REQUIRED TASK: All entries are to be quoted exactly; the images stay out of the copy.

ENTRIES PROVIDED:
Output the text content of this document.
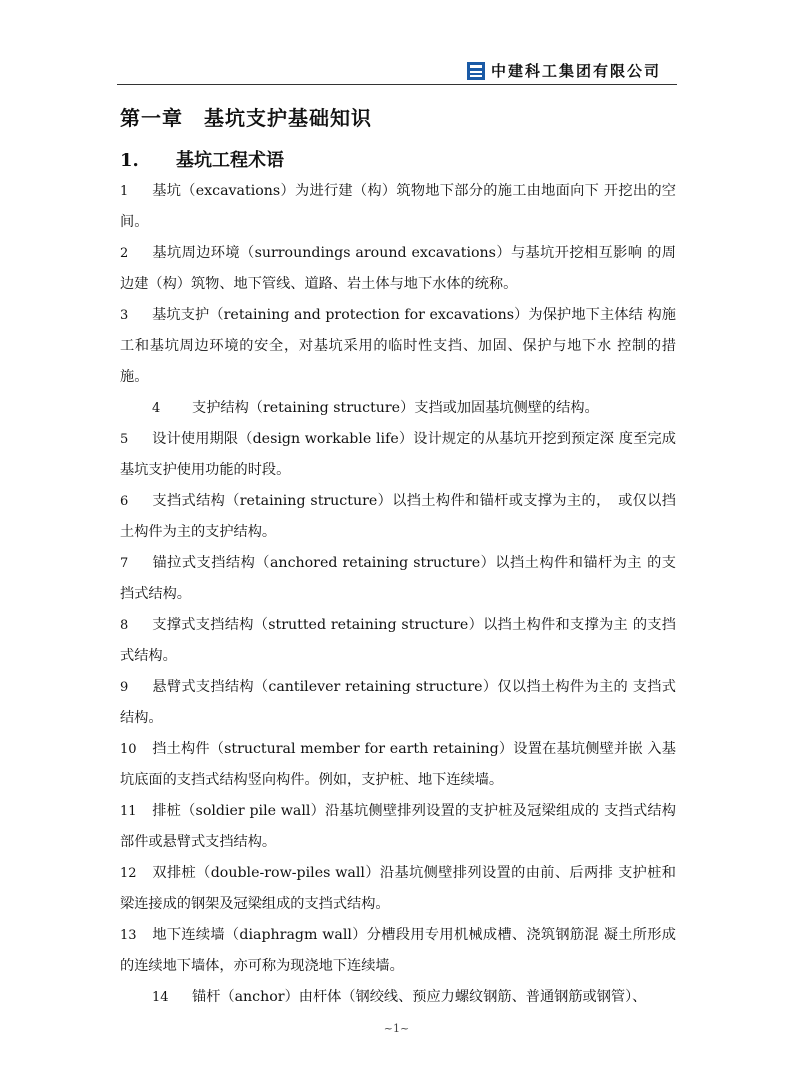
中建科工集团有限公司
第一章　基坑支护基础知识
1. 基坑工程术语

1 基坑（excavations）为进行建（构）筑物地下部分的施工由地面向下 开挖出的空间。

2 基坑周边环境（surroundings around excavations）与基坑开挖相互影响 的周边建（构）筑物、地下管线、道路、岩土体与地下水体的统称。

3 基坑支护（retaining and protection for excavations）为保护地下主体结 构施工和基坑周边环境的安全，对基坑采用的临时性支挡、加固、保护与地下水 控制的措施。

4 支护结构（retaining structure）支挡或加固基坑侧壁的结构。

5 设计使用期限（design workable life）设计规定的从基坑开挖到预定深 度至完成基坑支护使用功能的时段。

6 支挡式结构（retaining structure）以挡土构件和锚杆或支撑为主的，　或仅以挡土构件为主的支护结构。

7 锚拉式支挡结构（anchored retaining structure）以挡土构件和锚杆为主 的支挡式结构。

8 支撑式支挡结构（strutted retaining structure）以挡土构件和支撑为主 的支挡式结构。

9 悬臂式支挡结构（cantilever retaining structure）仅以挡土构件为主的 支挡式结构。

10 挡土构件（structural member for earth retaining）设置在基坑侧壁并嵌 入基坑底面的支挡式结构竖向构件。例如，支护桩、地下连续墙。

11 排桩（soldier pile wall）沿基坑侧壁排列设置的支护桩及冠梁组成的 支挡式结构部件或悬臂式支挡结构。

12 双排桩（double-row-piles wall）沿基坑侧壁排列设置的由前、后两排 支护桩和梁连接成的钢架及冠梁组成的支挡式结构。

13 地下连续墙（diaphragm wall）分槽段用专用机械成槽、浇筑钢筋混 凝土所形成的连续地下墙体，亦可称为现浇地下连续墙。

14 锚杆（anchor）由杆体（钢绞线、预应力螺纹钢筋、普通钢筋或钢管）、

~1~
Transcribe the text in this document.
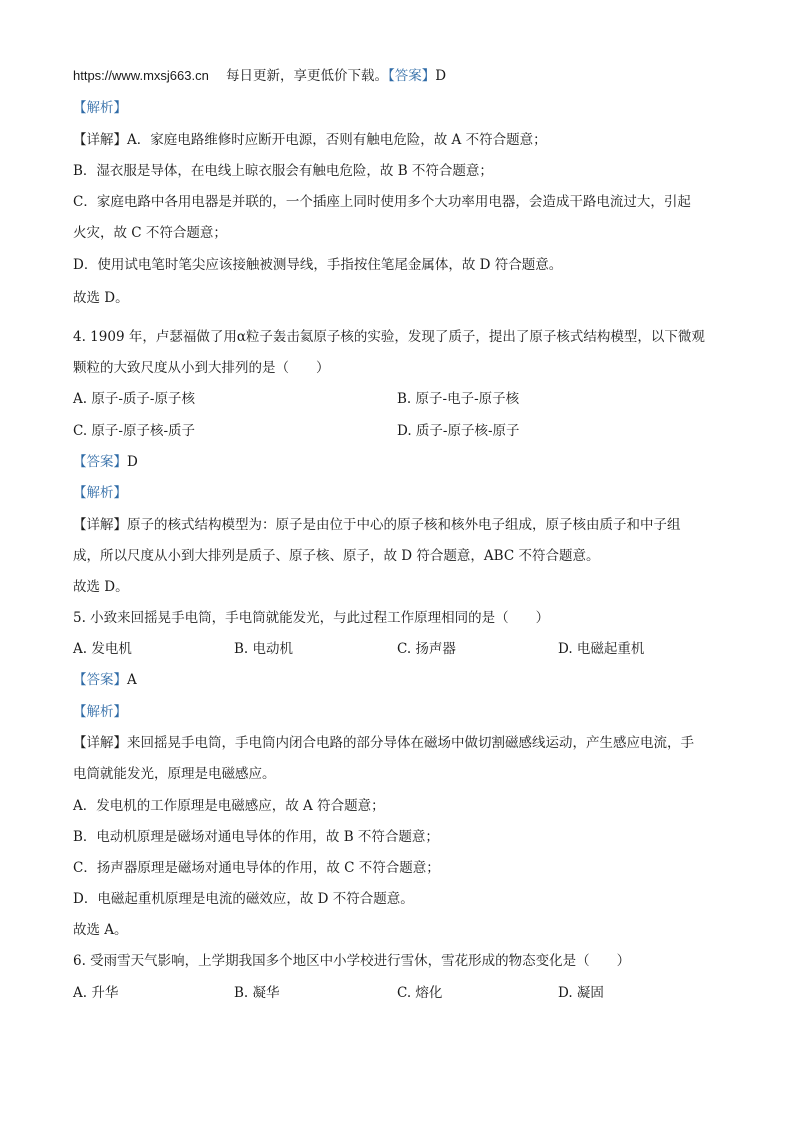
https://www.mxsj663.cn 每日更新，享更低价下载。【答案】D
【解析】
【详解】A．家庭电路维修时应断开电源，否则有触电危险，故 A 不符合题意；
B．湿衣服是导体，在电线上晾衣服会有触电危险，故 B 不符合题意；
C．家庭电路中各用电器是并联的，一个插座上同时使用多个大功率用电器，会造成干路电流过大，引起
火灾，故 C 不符合题意；
D．使用试电笔时笔尖应该接触被测导线，手指按住笔尾金属体，故 D 符合题意。
故选 D。
4. 1909 年，卢瑟福做了用α粒子轰击氦原子核的实验，发现了质子，提出了原子核式结构模型，以下微观
颗粒的大致尺度从小到大排列的是（　　）
A. 原子-质子-原子核	B. 原子-电子-原子核
C. 原子-原子核-质子	D. 质子-原子核-原子
【答案】D
【解析】
【详解】原子的核式结构模型为：原子是由位于中心的原子核和核外电子组成，原子核由质子和中子组
成，所以尺度从小到大排列是质子、原子核、原子，故 D 符合题意，ABC 不符合题意。
故选 D。
5. 小致来回摇晃手电筒，手电筒就能发光，与此过程工作原理相同的是（　　）
A. 发电机	B. 电动机	C. 扬声器	D. 电磁起重机
【答案】A
【解析】
【详解】来回摇晃手电筒，手电筒内闭合电路的部分导体在磁场中做切割磁感线运动，产生感应电流，手
电筒就能发光，原理是电磁感应。
A．发电机的工作原理是电磁感应，故 A 符合题意；
B．电动机原理是磁场对通电导体的作用，故 B 不符合题意；
C．扬声器原理是磁场对通电导体的作用，故 C 不符合题意；
D．电磁起重机原理是电流的磁效应，故 D 不符合题意。
故选 A。
6. 受雨雪天气影响，上学期我国多个地区中小学校进行雪休，雪花形成的物态变化是（　　）
A. 升华	B. 凝华	C. 熔化	D. 凝固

SOLUTION FOR THIS PROBLEM:
Output the text content of this document.
中建科工集团有限公司
第一章　基坑支护基础知识
1. 基坑工程术语

1 基坑（excavations）为进行建（构）筑物地下部分的施工由地面向下 开挖出的空间。

2 基坑周边环境（surroundings around excavations）与基坑开挖相互影响 的周边建（构）筑物、地下管线、道路、岩土体与地下水体的统称。

3 基坑支护（retaining and protection for excavations）为保护地下主体结 构施工和基坑周边环境的安全，对基坑采用的临时性支挡、加固、保护与地下水 控制的措施。

4 支护结构（retaining structure）支挡或加固基坑侧壁的结构。

5 设计使用期限（design workable life）设计规定的从基坑开挖到预定深 度至完成基坑支护使用功能的时段。

6 支挡式结构（retaining structure）以挡土构件和锚杆或支撑为主的，　或仅以挡土构件为主的支护结构。

7 锚拉式支挡结构（anchored retaining structure）以挡土构件和锚杆为主 的支挡式结构。

8 支撑式支挡结构（strutted retaining structure）以挡土构件和支撑为主 的支挡式结构。

9 悬臂式支挡结构（cantilever retaining structure）仅以挡土构件为主的 支挡式结构。

10 挡土构件（structural member for earth retaining）设置在基坑侧壁并嵌 入基坑底面的支挡式结构竖向构件。例如，支护桩、地下连续墙。

11 排桩（soldier pile wall）沿基坑侧壁排列设置的支护桩及冠梁组成的 支挡式结构部件或悬臂式支挡结构。

12 双排桩（double-row-piles wall）沿基坑侧壁排列设置的由前、后两排 支护桩和梁连接成的钢架及冠梁组成的支挡式结构。

13 地下连续墙（diaphragm wall）分槽段用专用机械成槽、浇筑钢筋混 凝土所形成的连续地下墙体，亦可称为现浇地下连续墙。

14 锚杆（anchor）由杆体（钢绞线、预应力螺纹钢筋、普通钢筋或钢管）、

~1~
Transcribe the text in this document.
https://www.mxsj663.cn 每日更新，享更低价下载。【答案】D
【解析】
【详解】A．家庭电路维修时应断开电源，否则有触电危险，故 A 不符合题意；
B．湿衣服是导体，在电线上晾衣服会有触电危险，故 B 不符合题意；
C．家庭电路中各用电器是并联的，一个插座上同时使用多个大功率用电器，会造成干路电流过大，引起
火灾，故 C 不符合题意；
D．使用试电笔时笔尖应该接触被测导线，手指按住笔尾金属体，故 D 符合题意。
故选 D。
4. 1909 年，卢瑟福做了用α粒子轰击氦原子核的实验，发现了质子，提出了原子核式结构模型，以下微观
颗粒的大致尺度从小到大排列的是（　　）
A. 原子-质子-原子核	B. 原子-电子-原子核
C. 原子-原子核-质子	D. 质子-原子核-原子
【答案】D
【解析】
【详解】原子的核式结构模型为：原子是由位于中心的原子核和核外电子组成，原子核由质子和中子组
成，所以尺度从小到大排列是质子、原子核、原子，故 D 符合题意，ABC 不符合题意。
故选 D。
5. 小致来回摇晃手电筒，手电筒就能发光，与此过程工作原理相同的是（　　）
A. 发电机	B. 电动机	C. 扬声器	D. 电磁起重机
【答案】A
【解析】
【详解】来回摇晃手电筒，手电筒内闭合电路的部分导体在磁场中做切割磁感线运动，产生感应电流，手
电筒就能发光，原理是电磁感应。
A．发电机的工作原理是电磁感应，故 A 符合题意；
B．电动机原理是磁场对通电导体的作用，故 B 不符合题意；
C．扬声器原理是磁场对通电导体的作用，故 C 不符合题意；
D．电磁起重机原理是电流的磁效应，故 D 不符合题意。
故选 A。
6. 受雨雪天气影响，上学期我国多个地区中小学校进行雪休，雪花形成的物态变化是（　　）
A. 升华	B. 凝华	C. 熔化	D. 凝固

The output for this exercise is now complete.